WHAT IS NEEDED:
Go through the records and extract every line with the word "peace".

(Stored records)
++++
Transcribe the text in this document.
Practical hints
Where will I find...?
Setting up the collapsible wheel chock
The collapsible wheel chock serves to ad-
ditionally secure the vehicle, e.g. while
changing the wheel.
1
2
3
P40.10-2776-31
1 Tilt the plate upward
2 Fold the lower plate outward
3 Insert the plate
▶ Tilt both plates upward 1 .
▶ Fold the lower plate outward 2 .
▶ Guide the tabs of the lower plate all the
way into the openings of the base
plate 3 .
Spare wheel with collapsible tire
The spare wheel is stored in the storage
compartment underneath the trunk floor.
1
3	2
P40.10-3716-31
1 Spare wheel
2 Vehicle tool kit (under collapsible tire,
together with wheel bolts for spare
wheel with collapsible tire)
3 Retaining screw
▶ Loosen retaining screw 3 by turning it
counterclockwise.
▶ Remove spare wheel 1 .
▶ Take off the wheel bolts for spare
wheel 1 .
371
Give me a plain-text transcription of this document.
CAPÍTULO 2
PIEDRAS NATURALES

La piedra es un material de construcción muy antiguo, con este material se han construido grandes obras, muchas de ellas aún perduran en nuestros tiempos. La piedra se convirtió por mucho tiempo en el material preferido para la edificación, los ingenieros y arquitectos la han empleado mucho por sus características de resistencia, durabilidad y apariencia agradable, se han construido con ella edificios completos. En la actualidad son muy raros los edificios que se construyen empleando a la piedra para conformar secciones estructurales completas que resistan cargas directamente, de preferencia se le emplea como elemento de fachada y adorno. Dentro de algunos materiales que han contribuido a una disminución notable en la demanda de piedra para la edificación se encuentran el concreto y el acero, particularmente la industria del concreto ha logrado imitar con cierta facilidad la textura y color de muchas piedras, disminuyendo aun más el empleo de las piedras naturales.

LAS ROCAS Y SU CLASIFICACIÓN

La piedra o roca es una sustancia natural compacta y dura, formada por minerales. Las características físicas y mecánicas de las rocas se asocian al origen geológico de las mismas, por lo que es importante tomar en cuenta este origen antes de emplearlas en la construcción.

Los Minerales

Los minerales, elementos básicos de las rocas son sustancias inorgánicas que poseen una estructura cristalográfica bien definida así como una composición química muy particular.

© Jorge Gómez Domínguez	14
++++
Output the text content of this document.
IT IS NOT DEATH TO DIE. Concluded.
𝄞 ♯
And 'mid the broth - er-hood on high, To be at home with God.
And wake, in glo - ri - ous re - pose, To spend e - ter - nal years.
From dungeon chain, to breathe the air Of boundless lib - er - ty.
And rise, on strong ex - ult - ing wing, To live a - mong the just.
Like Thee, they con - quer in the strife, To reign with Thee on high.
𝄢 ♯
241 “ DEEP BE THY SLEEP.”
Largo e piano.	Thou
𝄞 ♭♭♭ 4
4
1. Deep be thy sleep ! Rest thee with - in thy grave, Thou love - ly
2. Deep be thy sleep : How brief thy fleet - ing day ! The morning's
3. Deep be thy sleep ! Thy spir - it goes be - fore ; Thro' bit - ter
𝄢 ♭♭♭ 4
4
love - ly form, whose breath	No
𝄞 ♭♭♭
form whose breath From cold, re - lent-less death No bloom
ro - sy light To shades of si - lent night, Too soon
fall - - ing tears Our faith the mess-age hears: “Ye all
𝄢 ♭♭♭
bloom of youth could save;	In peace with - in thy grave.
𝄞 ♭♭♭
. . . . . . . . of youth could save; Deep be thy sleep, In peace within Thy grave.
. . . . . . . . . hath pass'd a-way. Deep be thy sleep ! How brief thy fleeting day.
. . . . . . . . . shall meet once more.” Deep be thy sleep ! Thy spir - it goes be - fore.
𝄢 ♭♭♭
++++
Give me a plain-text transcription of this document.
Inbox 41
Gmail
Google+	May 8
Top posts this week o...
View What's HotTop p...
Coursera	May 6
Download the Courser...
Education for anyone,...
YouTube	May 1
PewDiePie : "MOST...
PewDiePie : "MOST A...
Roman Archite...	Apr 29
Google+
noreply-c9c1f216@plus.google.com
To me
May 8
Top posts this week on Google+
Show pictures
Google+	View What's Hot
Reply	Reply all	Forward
++++
ANSWER TO THIS EXERCISE:
bloom of youth could save;	In peace with - in thy grave.
. . . . . . . . of youth could save; Deep be thy sleep, In peace within Thy grave.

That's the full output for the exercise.